EXTRACT TO READ:

On Wed, 14 Mar 2012, Alex wrote:
I actually created a bunch of those already, and would appreciate if
someone would check my work:
uri LOC_WP
m{https?://.[^/]+/(wp-content|modules/mod_wdbanners|wp-admin|wp-includes|cruise/wp-content|includes/|web/wp-content|google_recommends|mt-static)/}
describe LOC_WP Contains wordpress uri
score LOC_WP 0.5
meta LOC_WP_SHORT (LOC_WP && LOC_SHORT)
describe LOC_WP_SHORT Contains wp-content and short body
score LOC_WP_SHORT 0.6
meta LOC_WP_SUBJ (LOC_WP && MISSING_SUBJECT)
describe LOC_WP_SUBJ Contains wordpress uri and missing subject
score LOC_WP_SUBJ 1.2
LOC_SHORT is a meta for rawbody lt 200 and contains a URI.
These appear to hit quite a bit of ham, or false-negatives; I'm not
sure. Wordpress URLs are obviously pretty frequent, but I don't think
0.5 would be too much to push ham to spam.

REQUESTS:
**1)** Answer these questions about the post on the WordPress link rules:
(a) What score is set for LOC_WP_SUBJ?
(b) What is LOC_SHORT described as?
(c) What description is given for LOC_WP_SHORT?
**2)** Carry on the post about the WordPress link rules from its last sentence.
The records have nothing to do with the text.

Visual layout records:
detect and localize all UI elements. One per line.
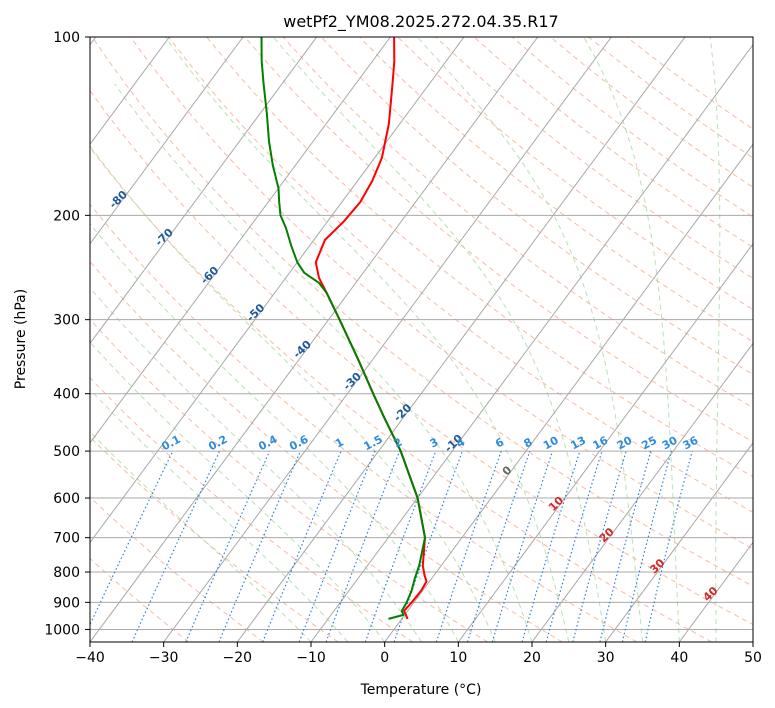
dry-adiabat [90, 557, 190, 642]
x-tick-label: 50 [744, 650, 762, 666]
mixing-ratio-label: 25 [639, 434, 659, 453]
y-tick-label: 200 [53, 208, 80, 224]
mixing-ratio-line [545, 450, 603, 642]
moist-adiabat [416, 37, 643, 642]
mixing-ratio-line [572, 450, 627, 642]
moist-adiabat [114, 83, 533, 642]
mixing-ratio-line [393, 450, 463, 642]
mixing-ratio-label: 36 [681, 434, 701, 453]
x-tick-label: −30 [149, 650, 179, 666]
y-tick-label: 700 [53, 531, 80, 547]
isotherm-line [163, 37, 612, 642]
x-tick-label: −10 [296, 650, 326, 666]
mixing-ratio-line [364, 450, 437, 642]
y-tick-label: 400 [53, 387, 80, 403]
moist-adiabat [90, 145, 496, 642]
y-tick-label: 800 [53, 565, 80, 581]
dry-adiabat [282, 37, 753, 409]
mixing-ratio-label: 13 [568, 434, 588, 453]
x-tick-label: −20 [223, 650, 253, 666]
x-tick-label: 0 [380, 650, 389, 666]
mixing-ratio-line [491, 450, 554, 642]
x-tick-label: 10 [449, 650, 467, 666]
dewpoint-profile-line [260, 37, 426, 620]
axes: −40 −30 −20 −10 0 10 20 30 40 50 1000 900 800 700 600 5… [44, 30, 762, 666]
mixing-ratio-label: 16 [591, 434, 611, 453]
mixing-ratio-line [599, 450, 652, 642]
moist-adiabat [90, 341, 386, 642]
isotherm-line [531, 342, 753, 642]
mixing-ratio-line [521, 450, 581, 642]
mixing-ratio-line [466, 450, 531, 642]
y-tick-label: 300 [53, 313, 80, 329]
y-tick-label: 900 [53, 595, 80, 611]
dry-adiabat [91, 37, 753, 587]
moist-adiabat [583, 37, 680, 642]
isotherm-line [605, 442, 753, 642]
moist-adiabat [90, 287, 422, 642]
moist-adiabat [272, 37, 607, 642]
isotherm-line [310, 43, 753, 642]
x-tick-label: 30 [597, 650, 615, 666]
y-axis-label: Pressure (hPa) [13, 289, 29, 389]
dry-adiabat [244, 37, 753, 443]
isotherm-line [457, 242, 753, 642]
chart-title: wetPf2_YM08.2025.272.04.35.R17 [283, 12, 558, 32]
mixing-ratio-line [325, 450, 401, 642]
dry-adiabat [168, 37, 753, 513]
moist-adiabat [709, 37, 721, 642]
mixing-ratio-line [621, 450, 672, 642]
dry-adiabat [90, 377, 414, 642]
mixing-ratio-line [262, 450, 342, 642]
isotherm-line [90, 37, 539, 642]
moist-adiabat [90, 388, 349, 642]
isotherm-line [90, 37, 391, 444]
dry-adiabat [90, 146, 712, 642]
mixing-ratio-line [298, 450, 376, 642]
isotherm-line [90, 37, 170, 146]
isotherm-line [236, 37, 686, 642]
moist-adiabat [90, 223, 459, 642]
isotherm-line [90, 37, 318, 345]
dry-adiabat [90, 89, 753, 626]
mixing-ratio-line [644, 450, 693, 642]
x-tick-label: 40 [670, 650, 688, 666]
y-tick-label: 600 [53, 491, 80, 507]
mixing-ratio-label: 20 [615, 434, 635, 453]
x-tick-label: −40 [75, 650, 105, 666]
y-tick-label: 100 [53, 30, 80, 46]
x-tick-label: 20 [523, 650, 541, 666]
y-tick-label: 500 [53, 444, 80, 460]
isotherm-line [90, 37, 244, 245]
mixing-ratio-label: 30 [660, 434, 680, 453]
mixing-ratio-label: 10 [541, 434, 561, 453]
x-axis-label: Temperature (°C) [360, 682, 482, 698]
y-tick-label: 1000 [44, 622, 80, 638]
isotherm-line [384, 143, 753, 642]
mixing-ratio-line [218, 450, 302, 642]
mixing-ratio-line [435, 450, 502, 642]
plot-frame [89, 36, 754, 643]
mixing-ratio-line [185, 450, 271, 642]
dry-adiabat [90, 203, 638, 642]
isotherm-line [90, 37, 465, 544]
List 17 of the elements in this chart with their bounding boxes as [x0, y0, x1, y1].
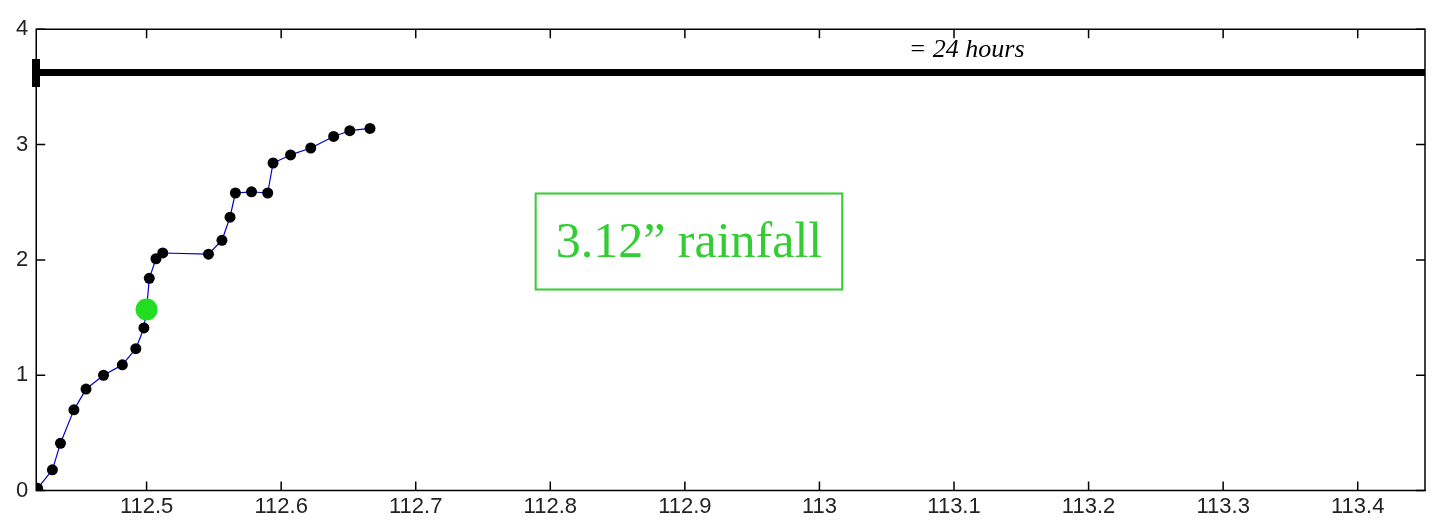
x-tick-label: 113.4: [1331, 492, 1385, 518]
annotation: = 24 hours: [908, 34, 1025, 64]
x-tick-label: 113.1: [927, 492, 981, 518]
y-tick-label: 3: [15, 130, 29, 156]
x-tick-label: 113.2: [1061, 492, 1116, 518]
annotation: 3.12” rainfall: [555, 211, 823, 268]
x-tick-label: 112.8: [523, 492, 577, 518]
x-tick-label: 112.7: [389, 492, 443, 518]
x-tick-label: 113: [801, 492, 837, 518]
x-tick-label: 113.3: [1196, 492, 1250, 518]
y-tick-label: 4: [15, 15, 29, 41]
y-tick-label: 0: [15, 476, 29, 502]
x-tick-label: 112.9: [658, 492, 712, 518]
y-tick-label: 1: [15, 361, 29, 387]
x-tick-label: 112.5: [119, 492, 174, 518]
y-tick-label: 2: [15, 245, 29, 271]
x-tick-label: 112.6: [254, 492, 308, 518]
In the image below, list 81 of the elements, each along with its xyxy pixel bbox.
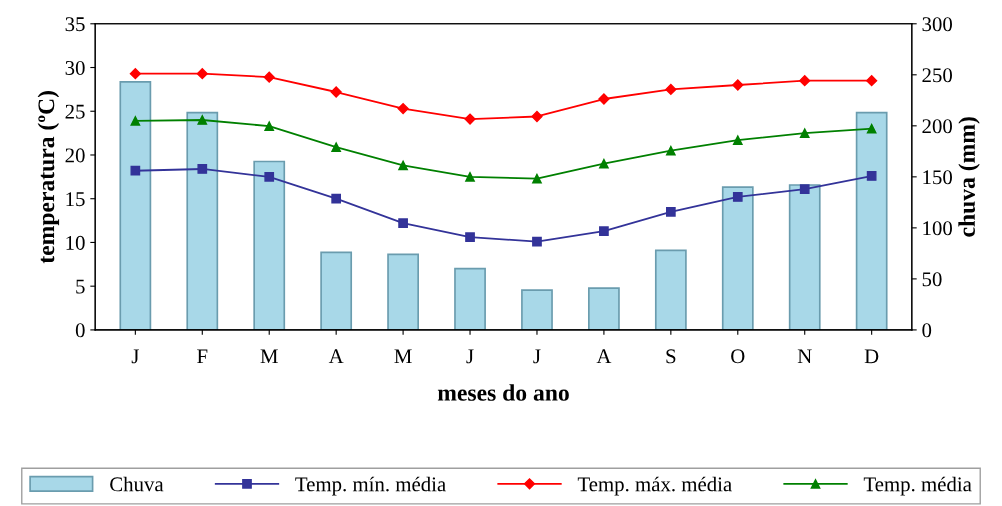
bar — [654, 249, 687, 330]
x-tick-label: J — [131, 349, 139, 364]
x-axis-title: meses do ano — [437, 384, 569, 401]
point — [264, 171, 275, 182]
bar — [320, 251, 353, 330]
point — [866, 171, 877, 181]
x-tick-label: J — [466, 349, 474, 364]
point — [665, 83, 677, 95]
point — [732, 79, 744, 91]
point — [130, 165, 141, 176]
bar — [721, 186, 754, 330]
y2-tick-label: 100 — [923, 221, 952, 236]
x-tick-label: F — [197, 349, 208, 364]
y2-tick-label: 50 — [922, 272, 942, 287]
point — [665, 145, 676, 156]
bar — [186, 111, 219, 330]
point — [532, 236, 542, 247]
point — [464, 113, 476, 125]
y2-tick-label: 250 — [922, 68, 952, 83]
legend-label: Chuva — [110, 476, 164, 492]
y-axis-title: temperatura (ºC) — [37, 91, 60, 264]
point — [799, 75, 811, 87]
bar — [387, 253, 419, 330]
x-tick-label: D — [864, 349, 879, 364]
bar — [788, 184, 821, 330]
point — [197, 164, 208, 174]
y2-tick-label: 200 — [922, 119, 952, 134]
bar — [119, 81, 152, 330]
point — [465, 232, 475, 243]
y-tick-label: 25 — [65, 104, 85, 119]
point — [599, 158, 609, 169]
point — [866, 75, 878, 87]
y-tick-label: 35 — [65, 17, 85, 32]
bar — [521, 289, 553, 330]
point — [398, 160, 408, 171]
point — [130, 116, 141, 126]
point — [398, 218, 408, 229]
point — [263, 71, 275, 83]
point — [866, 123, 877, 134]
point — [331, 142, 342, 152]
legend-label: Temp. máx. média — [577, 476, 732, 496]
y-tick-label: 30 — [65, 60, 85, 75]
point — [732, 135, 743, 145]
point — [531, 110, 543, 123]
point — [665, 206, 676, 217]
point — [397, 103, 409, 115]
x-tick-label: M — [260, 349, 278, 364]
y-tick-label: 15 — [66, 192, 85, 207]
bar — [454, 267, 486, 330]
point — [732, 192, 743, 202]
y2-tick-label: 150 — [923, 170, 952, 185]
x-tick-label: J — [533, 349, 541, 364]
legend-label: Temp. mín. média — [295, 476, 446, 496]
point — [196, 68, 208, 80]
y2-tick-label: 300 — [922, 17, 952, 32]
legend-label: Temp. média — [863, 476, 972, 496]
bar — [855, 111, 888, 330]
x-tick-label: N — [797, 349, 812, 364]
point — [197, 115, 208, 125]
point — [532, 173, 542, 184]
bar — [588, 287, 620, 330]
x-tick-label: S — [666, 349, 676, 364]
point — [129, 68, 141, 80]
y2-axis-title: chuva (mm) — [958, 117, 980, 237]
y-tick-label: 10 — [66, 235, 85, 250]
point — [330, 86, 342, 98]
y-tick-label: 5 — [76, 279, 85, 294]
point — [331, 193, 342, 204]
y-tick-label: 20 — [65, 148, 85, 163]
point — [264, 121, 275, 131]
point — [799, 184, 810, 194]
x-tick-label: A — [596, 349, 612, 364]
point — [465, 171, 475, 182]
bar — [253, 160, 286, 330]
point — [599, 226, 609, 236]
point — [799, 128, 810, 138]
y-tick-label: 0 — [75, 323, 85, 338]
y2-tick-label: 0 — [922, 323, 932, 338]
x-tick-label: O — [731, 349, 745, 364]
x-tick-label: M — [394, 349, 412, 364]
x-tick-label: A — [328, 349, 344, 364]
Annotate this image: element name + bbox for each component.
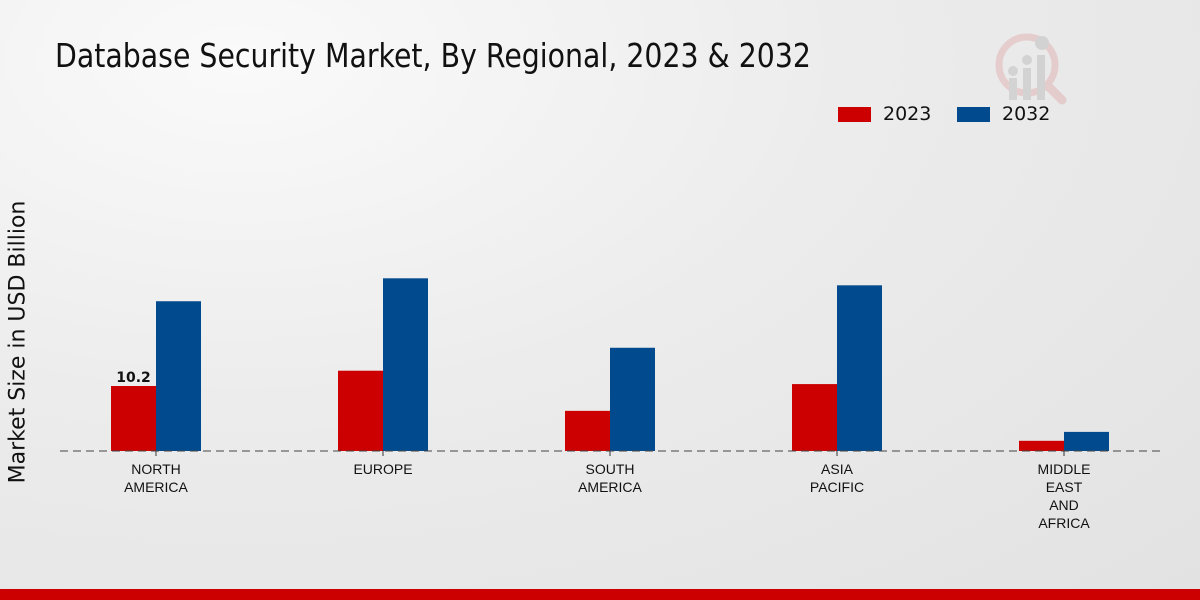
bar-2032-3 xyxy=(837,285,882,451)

PER-TASK OUTPUTS:
**1)**
(a) 1.2
(b) A meta for rawbody lt 200 that contains a URI.
(c) Contains wp-content and short body

**2)**
That will FP, as almost any legit page ref from a WP site will have
"/wp-content/" in it, I was referring to the "/wp-content/plugins/" as
being suspicious. But your idea of using it in metas with other
spammy characteristics is good.
One clue: "X-Originating-IP: [41.189.207.189]"
Check the various RBL hits on that address. ;)
Are there existing plugins for this?
Is there a way to check a range to see if it's part of a known
blacklisted botnet?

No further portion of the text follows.